══ GIVEN RECORDS

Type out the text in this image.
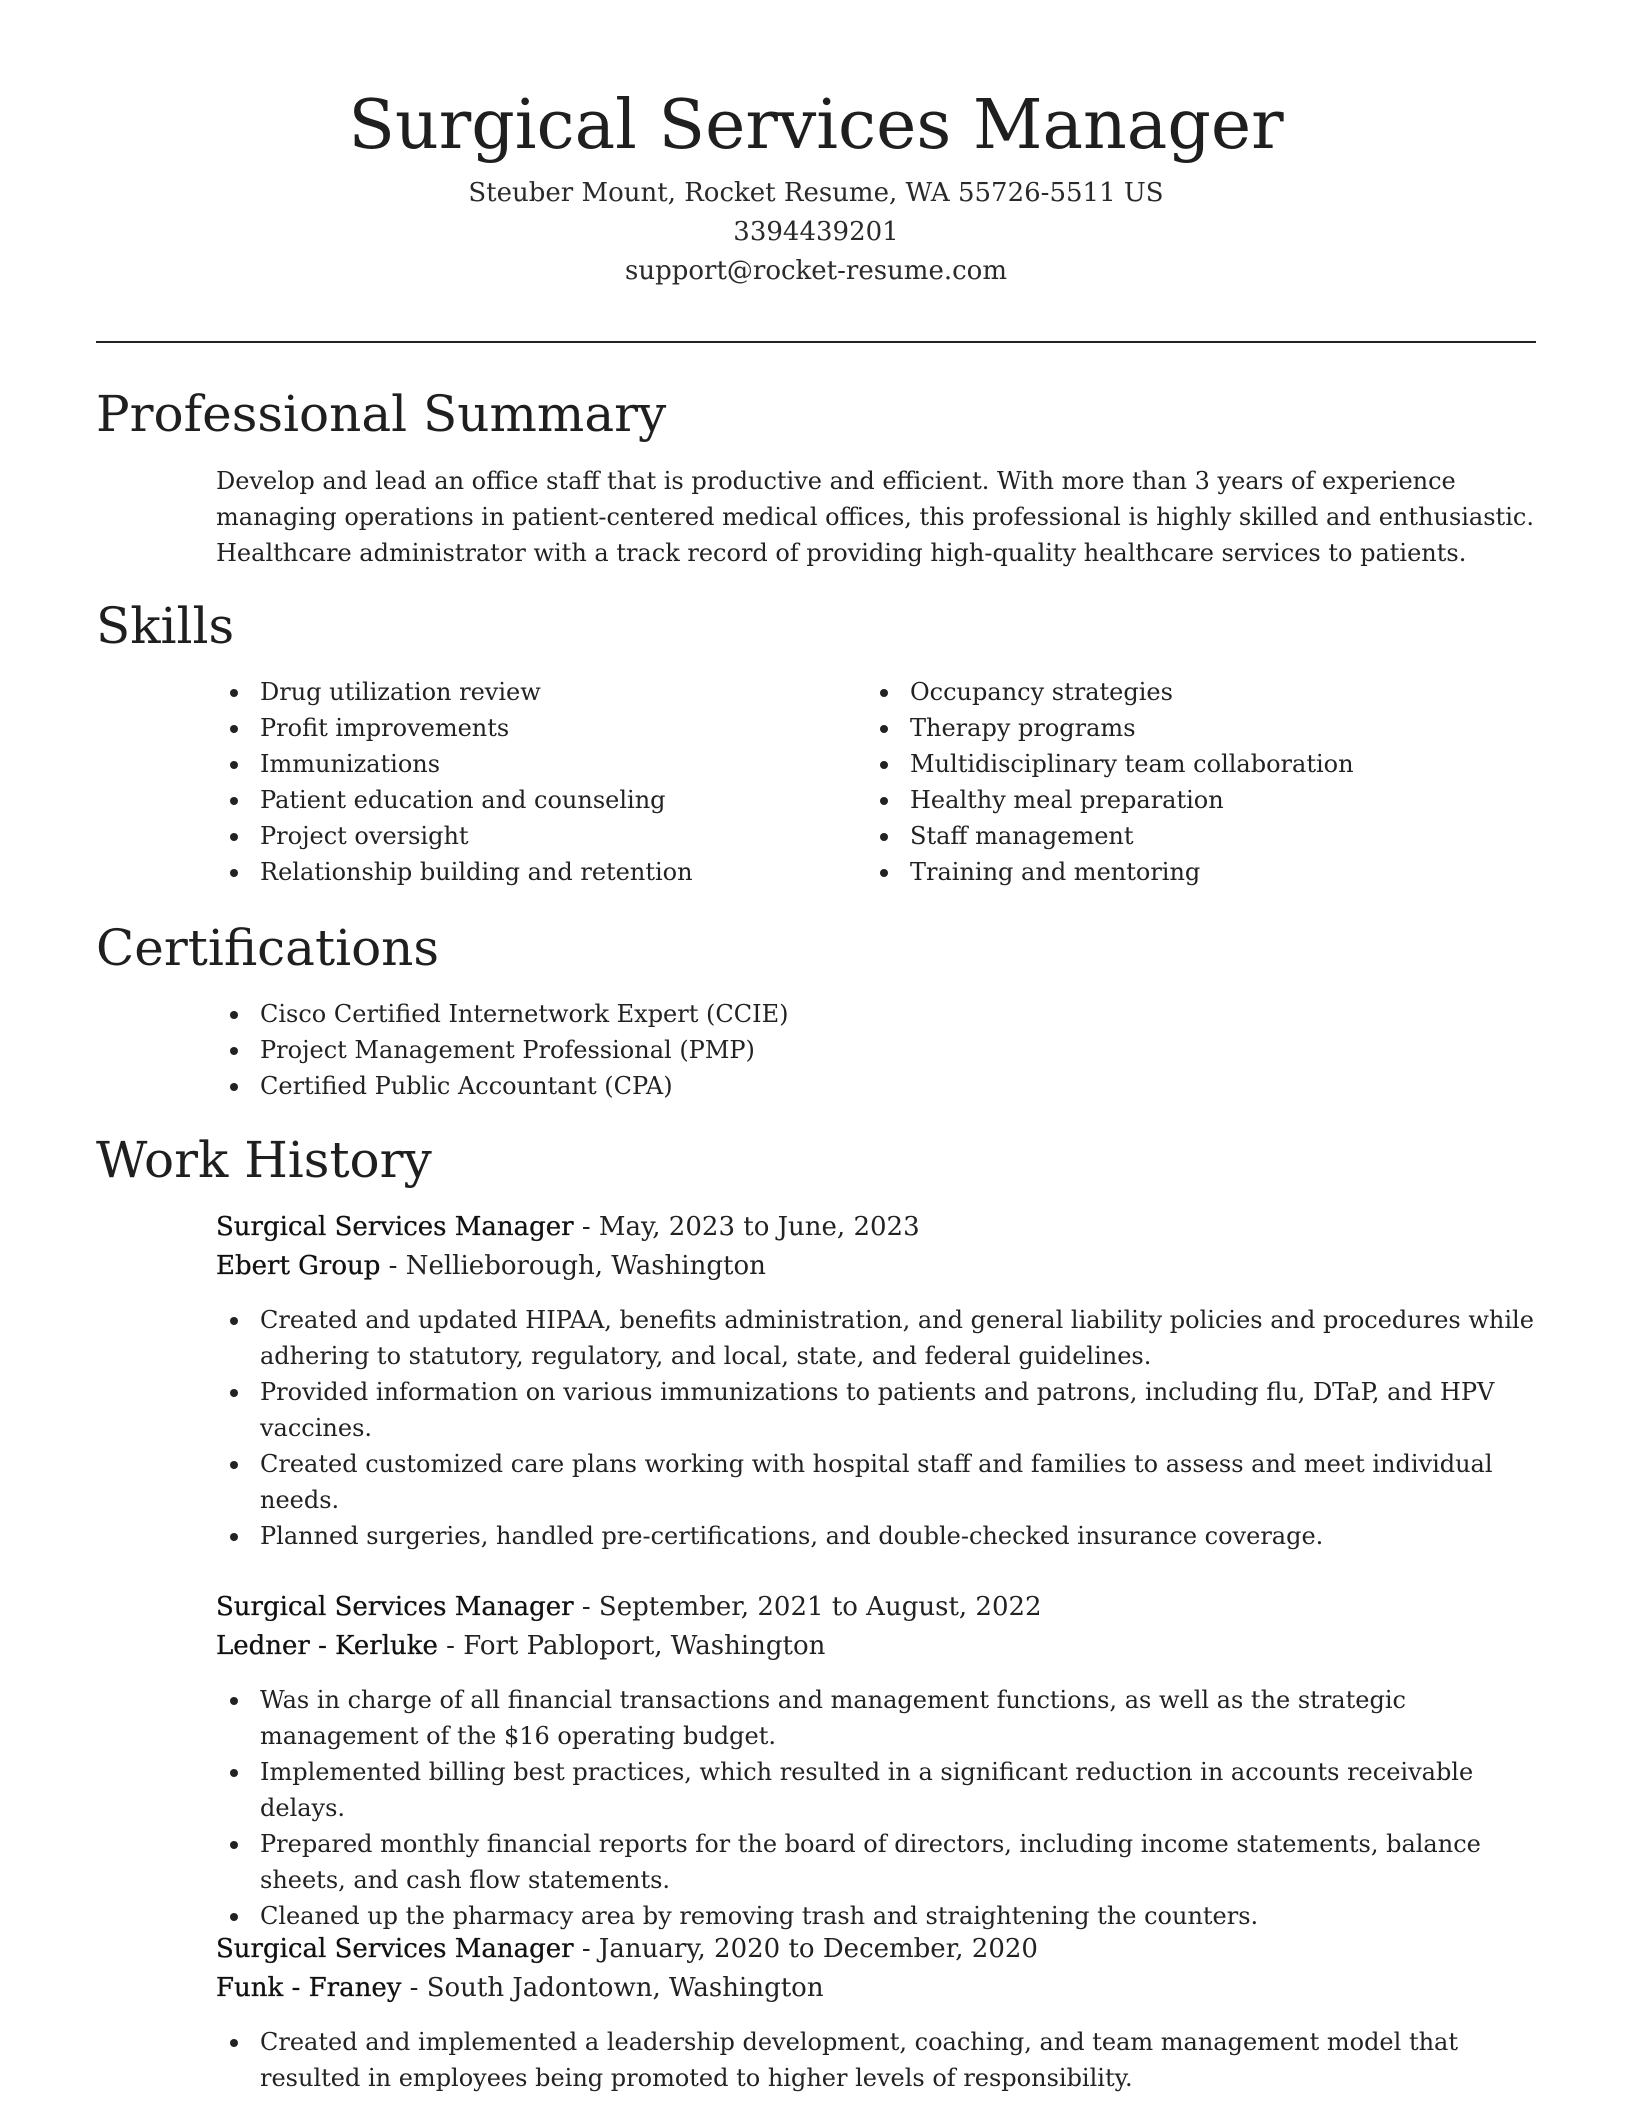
Surgical Services Manager
Steuber Mount, Rocket Resume, WA 55726-5511 US
3394439201
support@rocket-resume.com
Professional Summary

Develop and lead an office staff that is productive and efficient. With more than 3 years of experience managing operations in patient-centered medical offices, this professional is highly skilled and enthusiastic. Healthcare administrator with a track record of providing high-quality healthcare services to patients.

Skills
Drug utilization review
Profit improvements
Immunizations
Patient education and counseling
Project oversight
Relationship building and retention
Occupancy strategies
Therapy programs
Multidisciplinary team collaboration
Healthy meal preparation
Staff management
Training and mentoring
Certifications
Cisco Certified Internetwork Expert (CCIE)
Project Management Professional (PMP)
Certified Public Accountant (CPA)
Work History
Surgical Services Manager - May, 2023 to June, 2023
Ebert Group - Nellieborough, Washington
Created and updated HIPAA, benefits administration, and general liability policies and procedures while adhering to statutory, regulatory, and local, state, and federal guidelines.
Provided information on various immunizations to patients and patrons, including flu, DTaP, and HPV vaccines.
Created customized care plans working with hospital staff and families to assess and meet individual needs.
Planned surgeries, handled pre-certifications, and double-checked insurance coverage.
Surgical Services Manager - September, 2021 to August, 2022
Ledner - Kerluke - Fort Pabloport, Washington
Was in charge of all financial transactions and management functions, as well as the strategic management of the $16 operating budget.
Implemented billing best practices, which resulted in a significant reduction in accounts receivable delays.
Prepared monthly financial reports for the board of directors, including income statements, balance sheets, and cash flow statements.
Cleaned up the pharmacy area by removing trash and straightening the counters.
Surgical Services Manager - January, 2020 to December, 2020
Funk - Franey - South Jadontown, Washington
Created and implemented a leadership development, coaching, and team management model that resulted in employees being promoted to higher levels of responsibility.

════

Keep only those lines of the records that hold "patients", and return them.

◆ RESULT BELOW ◆
Develop and lead an office staff that is productive and efficient. With more than 3 years of experience managing operations in patient-centered medical offices, this professional is highly skilled and enthusiastic. Healthcare administrator with a track record of providing high-quality healthcare services to patients.
Provided information on various immunizations to patients and patrons, including flu, DTaP, and HPV vaccines.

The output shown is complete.